Exercise aim -> All the data below goes into the copy word for word, but the pictures don't.
[Start Data for processing]
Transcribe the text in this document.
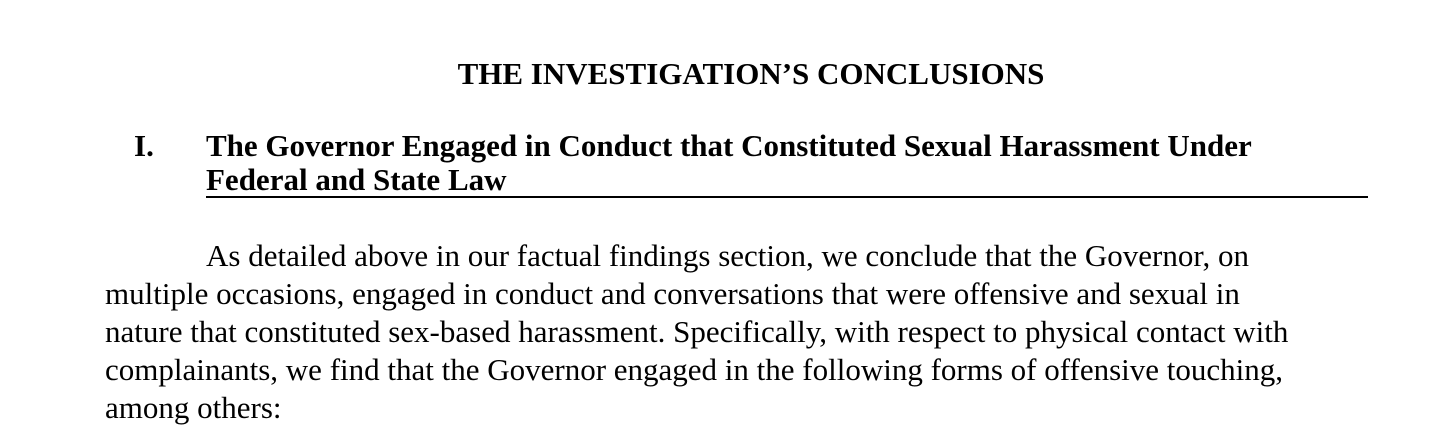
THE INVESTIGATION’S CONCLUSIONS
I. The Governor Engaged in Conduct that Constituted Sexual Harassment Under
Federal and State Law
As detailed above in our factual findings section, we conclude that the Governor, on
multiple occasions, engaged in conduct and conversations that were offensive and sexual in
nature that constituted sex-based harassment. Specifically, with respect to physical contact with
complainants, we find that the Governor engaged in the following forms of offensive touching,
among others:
[End Data for processing]
Answer ->
Transcribe the text in this document.
THE INVESTIGATION’S CONCLUSIONS
I. The Governor Engaged in Conduct that Constituted Sexual Harassment Under
Federal and State Law
As detailed above in our factual findings section, we conclude that the Governor, on
multiple occasions, engaged in conduct and conversations that were offensive and sexual in
nature that constituted sex-based harassment. Specifically, with respect to physical contact with
complainants, we find that the Governor engaged in the following forms of offensive touching,
among others:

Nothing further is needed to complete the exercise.